◆ REQUIREMENT:
In the listing below, identify each line with the word "name" and return those lines.

[Start of EXERCISE INPUT]

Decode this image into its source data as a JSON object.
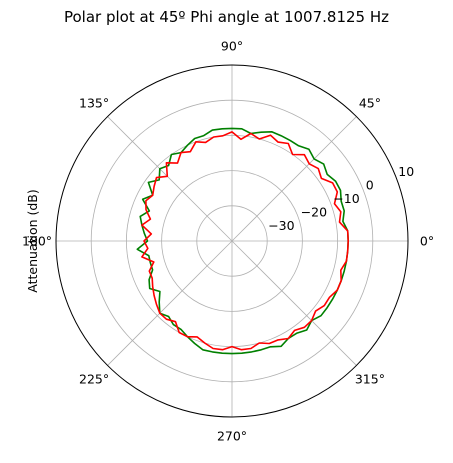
{
  "chart_data": {
    "type": "line",
    "projection": "polar",
    "title": "Polar plot at 45º Phi angle at 1007.8125 Hz",
    "ylabel": "Attenuation (dB)",
    "angle_unit": "degrees",
    "rlim": [
      -40,
      10
    ],
    "r_ticks": [
      -30,
      -20,
      -10,
      0,
      10
    ],
    "r_tick_labels": [
      "−30",
      "−20",
      "−10",
      "0",
      "10"
    ],
    "theta_ticks": [
      0,
      45,
      90,
      135,
      180,
      225,
      270,
      315
    ],
    "theta_tick_labels": [
      "0°",
      "45°",
      "90°",
      "135°",
      "180°",
      "225°",
      "270°",
      "315°"
    ],
    "grid": true,
    "series": [
      {
        "color": "#008000",
        "theta": [
          0,
          5,
          10,
          15,
          20,
          25,
          30,
          35,
          40,
          45,
          50,
          55,
          60,
          65,
          70,
          75,
          80,
          85,
          90,
          95,
          100,
          105,
          110,
          115,
          120,
          125,
          130,
          135,
          140,
          145,
          150,
          155,
          160,
          165,
          170,
          175,
          180,
          185,
          190,
          195,
          200,
          205,
          210,
          215,
          220,
          225,
          230,
          235,
          240,
          245,
          250,
          255,
          260,
          265,
          270,
          275,
          280,
          285,
          290,
          295,
          300,
          305,
          310,
          315,
          320,
          325,
          330,
          335,
          340,
          345,
          350,
          355,
          360
        ],
        "r": [
          -7,
          -7,
          -8,
          -7,
          -7,
          -6,
          -6,
          -7,
          -6,
          -7,
          -6,
          -7,
          -7,
          -7,
          -7,
          -8,
          -9,
          -8,
          -8,
          -8,
          -8,
          -9,
          -9,
          -10,
          -11,
          -10,
          -12,
          -11,
          -13,
          -11,
          -14,
          -12,
          -15,
          -13,
          -14,
          -15,
          -16,
          -13,
          -16,
          -16,
          -16,
          -14,
          -13,
          -15,
          -13,
          -11,
          -12,
          -11,
          -11,
          -10,
          -9,
          -8,
          -8,
          -8,
          -8,
          -8,
          -8,
          -8,
          -8,
          -7,
          -8,
          -8,
          -7,
          -8,
          -7,
          -7,
          -7,
          -7,
          -7,
          -7,
          -7,
          -7,
          -7
        ]
      },
      {
        "color": "#ff0000",
        "theta": [
          0,
          5,
          10,
          15,
          20,
          25,
          30,
          35,
          40,
          45,
          50,
          55,
          60,
          65,
          70,
          75,
          80,
          85,
          90,
          95,
          100,
          105,
          110,
          115,
          120,
          125,
          130,
          135,
          140,
          145,
          150,
          155,
          160,
          165,
          170,
          175,
          180,
          185,
          190,
          195,
          200,
          205,
          210,
          215,
          220,
          225,
          230,
          235,
          240,
          245,
          250,
          255,
          260,
          265,
          270,
          275,
          280,
          285,
          290,
          295,
          300,
          305,
          310,
          315,
          320,
          325,
          330,
          335,
          340,
          345,
          350,
          355,
          360
        ],
        "r": [
          -7,
          -7,
          -9,
          -8,
          -9,
          -7,
          -7,
          -9,
          -8,
          -9,
          -8,
          -10,
          -8,
          -9,
          -8,
          -10,
          -9,
          -11,
          -9,
          -10,
          -10,
          -11,
          -10,
          -12,
          -11,
          -13,
          -11,
          -14,
          -12,
          -13,
          -14,
          -13,
          -14,
          -16,
          -14,
          -17,
          -15,
          -16,
          -14,
          -17,
          -15,
          -15,
          -14,
          -13,
          -12,
          -11,
          -11,
          -12,
          -10,
          -10,
          -11,
          -10,
          -9,
          -9,
          -10,
          -9,
          -9,
          -10,
          -9,
          -9,
          -8,
          -9,
          -8,
          -8,
          -9,
          -8,
          -8,
          -7,
          -7,
          -8,
          -7,
          -7,
          -7
        ]
      }
    ]
  }
}
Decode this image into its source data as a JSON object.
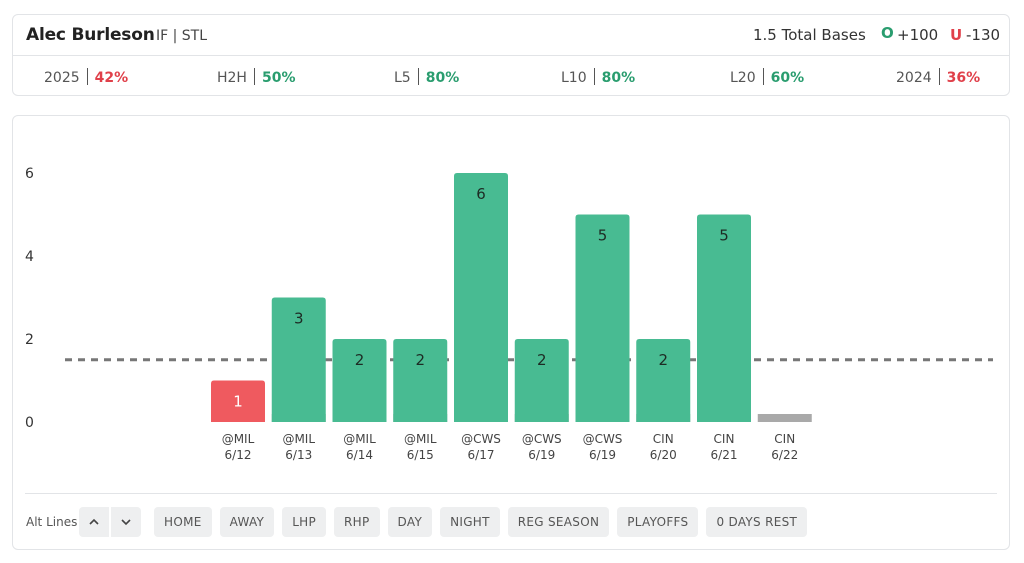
{
  "player": {
    "name": "Alec Burleson",
    "position": "IF | STL"
  },
  "prop": {
    "label": "1.5 Total Bases",
    "over_icon": "O",
    "over_odds": "+100",
    "under_icon": "U",
    "under_odds": "-130"
  },
  "stats": [
    {
      "label": "2025",
      "value": "42%",
      "color": "#e0404a"
    },
    {
      "label": "H2H",
      "value": "50%",
      "color": "#2a9d6f"
    },
    {
      "label": "L5",
      "value": "80%",
      "color": "#2a9d6f"
    },
    {
      "label": "L10",
      "value": "80%",
      "color": "#2a9d6f"
    },
    {
      "label": "L20",
      "value": "60%",
      "color": "#2a9d6f"
    },
    {
      "label": "2024",
      "value": "36%",
      "color": "#e0404a"
    }
  ],
  "colors": {
    "hit": "#48bb92",
    "miss": "#ef5a5f",
    "base": "#a9a9a9",
    "line": "#777777"
  },
  "chart_data": {
    "type": "bar",
    "title": "1.5 Total Bases",
    "categories": [
      "@MIL",
      "@MIL",
      "@MIL",
      "@MIL",
      "@CWS",
      "@CWS",
      "@CWS",
      "CIN",
      "CIN",
      "CIN"
    ],
    "dates": [
      "6/12",
      "6/13",
      "6/14",
      "6/15",
      "6/17",
      "6/19",
      "6/19",
      "6/20",
      "6/21",
      "6/22"
    ],
    "values": [
      1,
      3,
      2,
      2,
      6,
      2,
      5,
      2,
      5,
      0
    ],
    "value_labels": [
      "1",
      "3",
      "2",
      "2",
      "6",
      "2",
      "5",
      "2",
      "5",
      ""
    ],
    "line": 1.5,
    "yticks": [
      "0",
      "2",
      "4",
      "6"
    ],
    "ylim": [
      0,
      6
    ],
    "xlabel": "",
    "ylabel": ""
  },
  "alt_lines": {
    "label": "Alt Lines",
    "up_icon": "chevron-up-icon",
    "down_icon": "chevron-down-icon"
  },
  "filters": [
    "HOME",
    "AWAY",
    "LHP",
    "RHP",
    "DAY",
    "NIGHT",
    "REG SEASON",
    "PLAYOFFS",
    "0 DAYS REST"
  ]
}
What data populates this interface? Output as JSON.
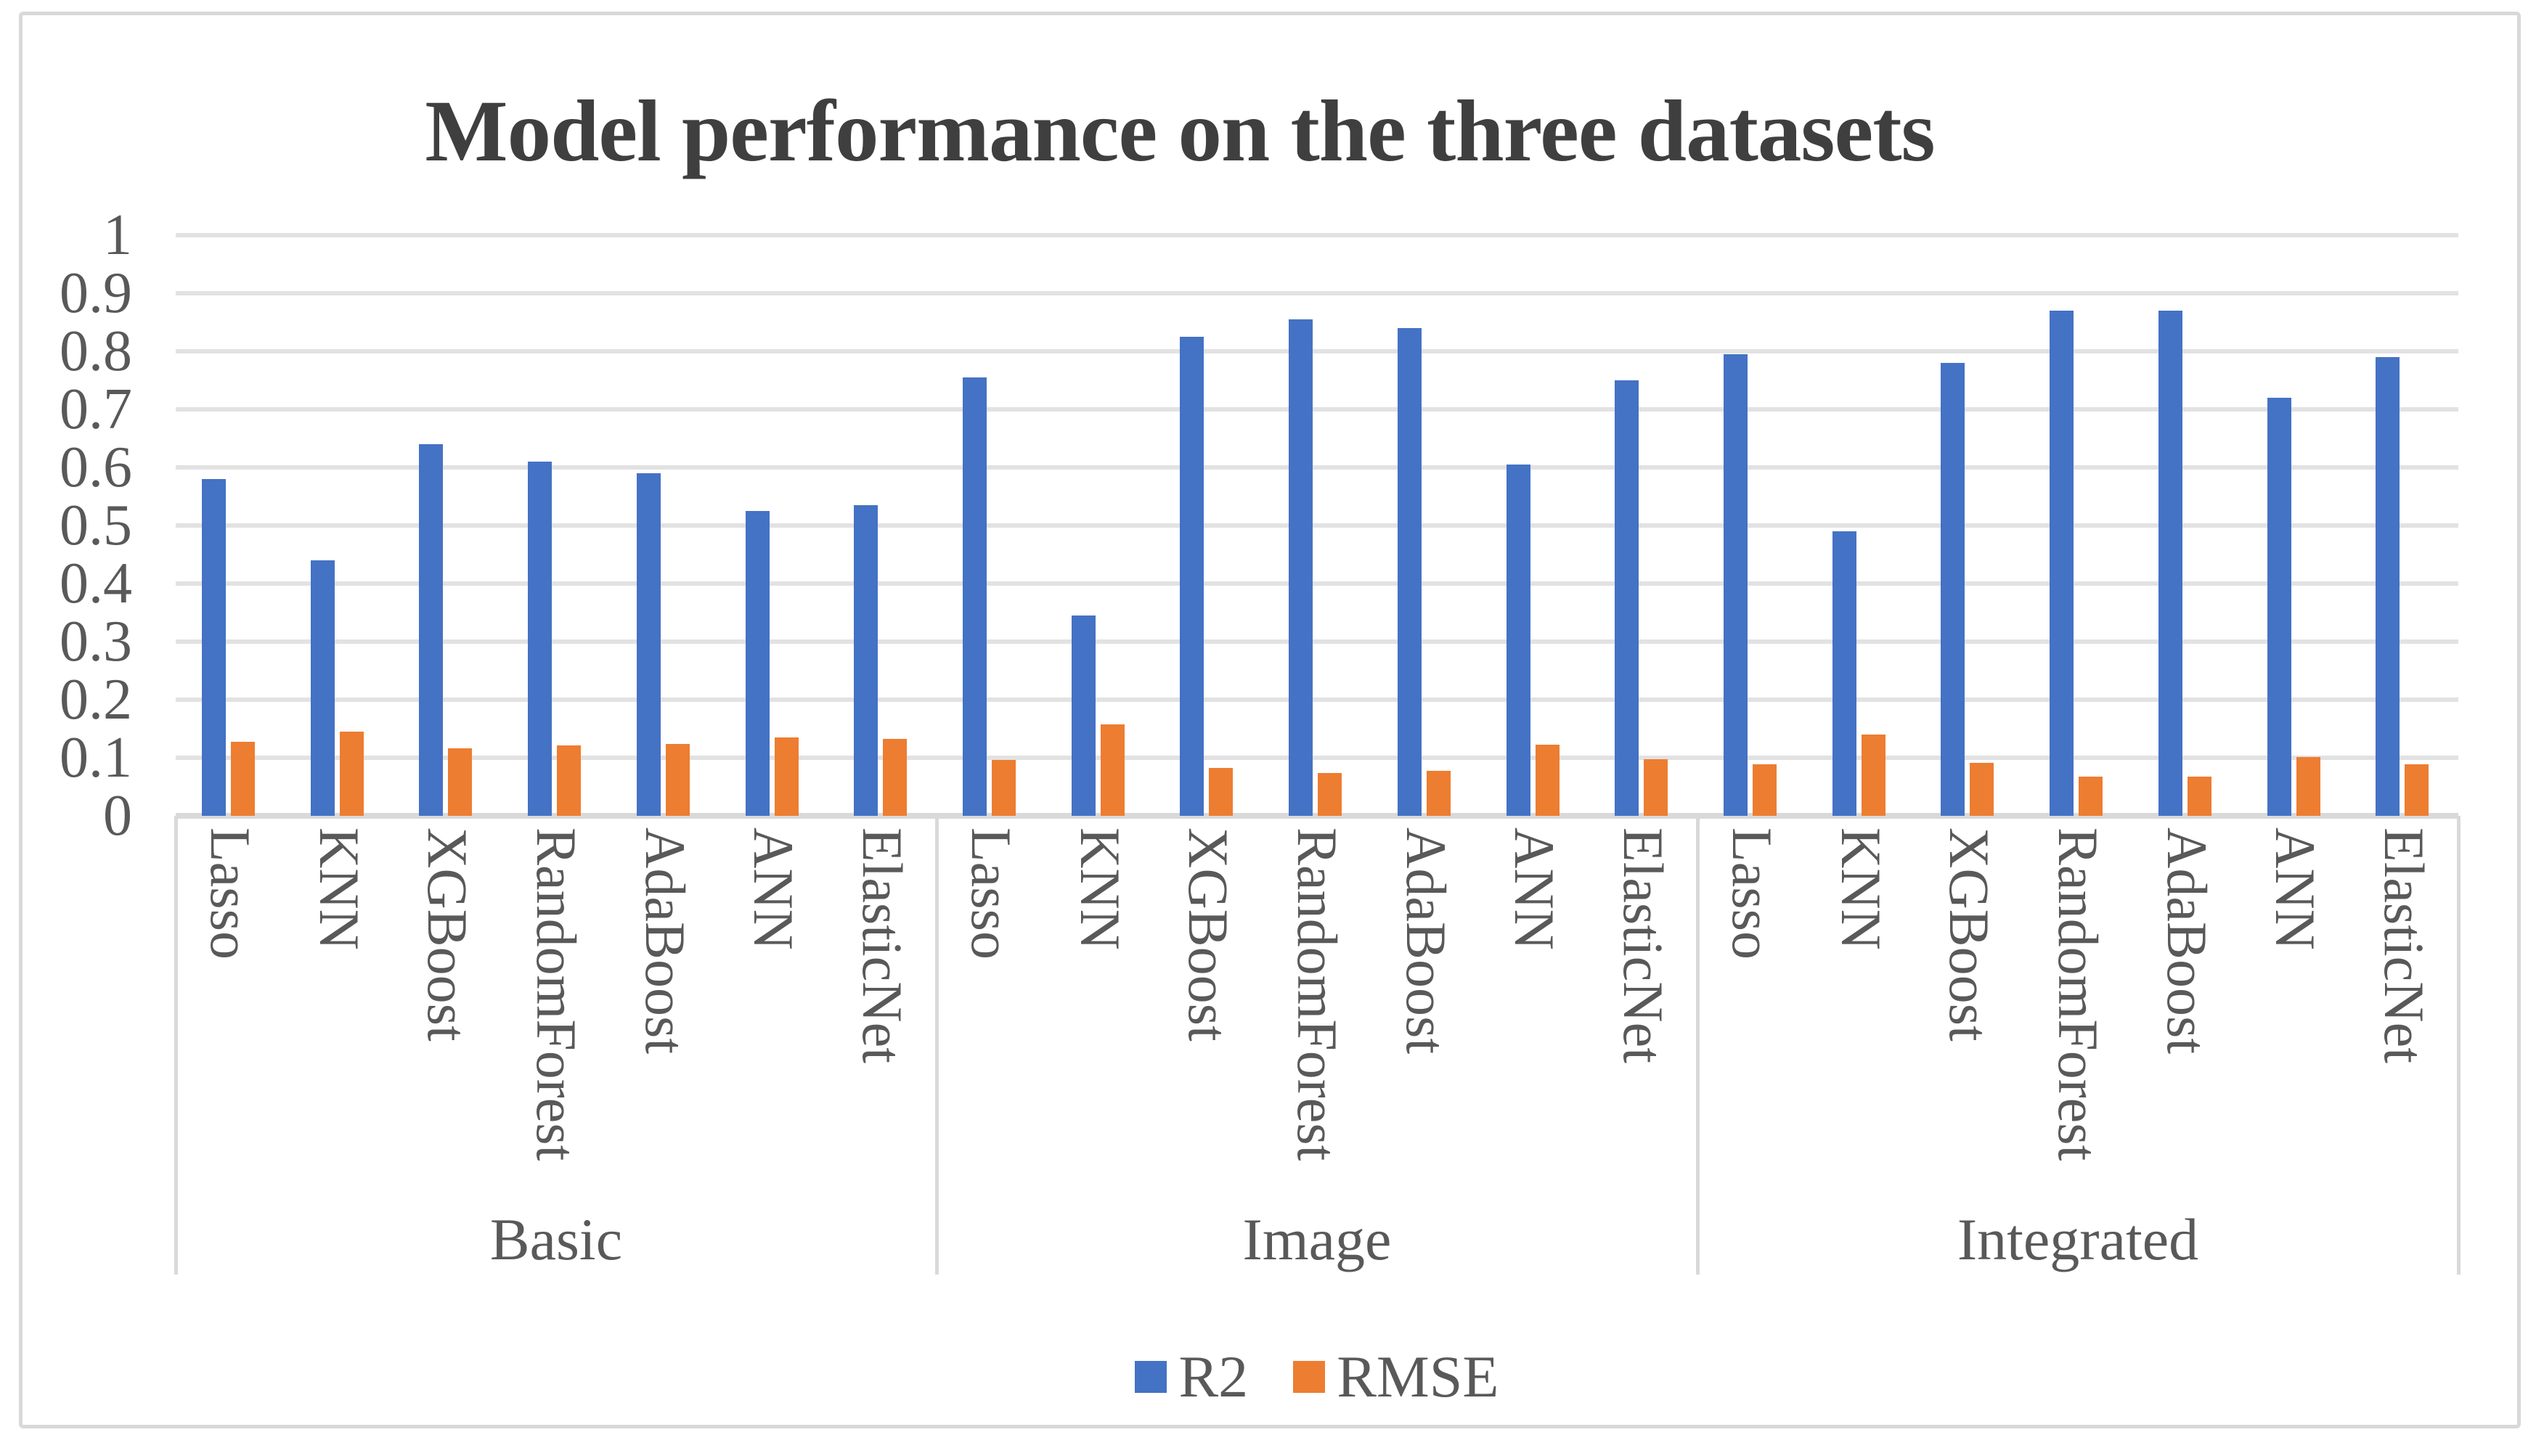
{
  "figure": {
    "background_color": "#FFFFFF",
    "border_color": "#D9D9D9"
  },
  "chart_data": {
    "type": "bar",
    "title": "Model performance on the three datasets",
    "title_color": "#3F3F3F",
    "text_color": "#595959",
    "gridline_color": "#E2E2E2",
    "axis_line_color": "#D9D9D9",
    "grid": true,
    "ylim": [
      0,
      1
    ],
    "ytick_step": 0.1,
    "ytick_labels": [
      "1",
      "0.9",
      "0.8",
      "0.7",
      "0.6",
      "0.5",
      "0.4",
      "0.3",
      "0.2",
      "0.1",
      "0"
    ],
    "legend_position": "bottom-center",
    "group_labels": [
      "Basic",
      "Image",
      "Integrated"
    ],
    "categories": [
      "Lasso",
      "KNN",
      "XGBoost",
      "RandomForest",
      "AdaBoost",
      "ANN",
      "ElasticNet"
    ],
    "series": [
      {
        "name": "R2",
        "color": "#4472C4",
        "values_by_group": [
          [
            0.58,
            0.44,
            0.64,
            0.61,
            0.59,
            0.525,
            0.535
          ],
          [
            0.755,
            0.345,
            0.825,
            0.855,
            0.84,
            0.605,
            0.75
          ],
          [
            0.795,
            0.49,
            0.78,
            0.87,
            0.87,
            0.72,
            0.79
          ]
        ]
      },
      {
        "name": "RMSE",
        "color": "#ED7D31",
        "values_by_group": [
          [
            0.127,
            0.145,
            0.116,
            0.121,
            0.124,
            0.135,
            0.133
          ],
          [
            0.096,
            0.158,
            0.082,
            0.074,
            0.078,
            0.122,
            0.097
          ],
          [
            0.089,
            0.14,
            0.091,
            0.067,
            0.067,
            0.101,
            0.089
          ]
        ]
      }
    ]
  }
}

[End of EXERCISE INPUT]

◆ RESPONSE:
    "name": "Alec Burleson",
        "name": "R2",
        "name": "RMSE",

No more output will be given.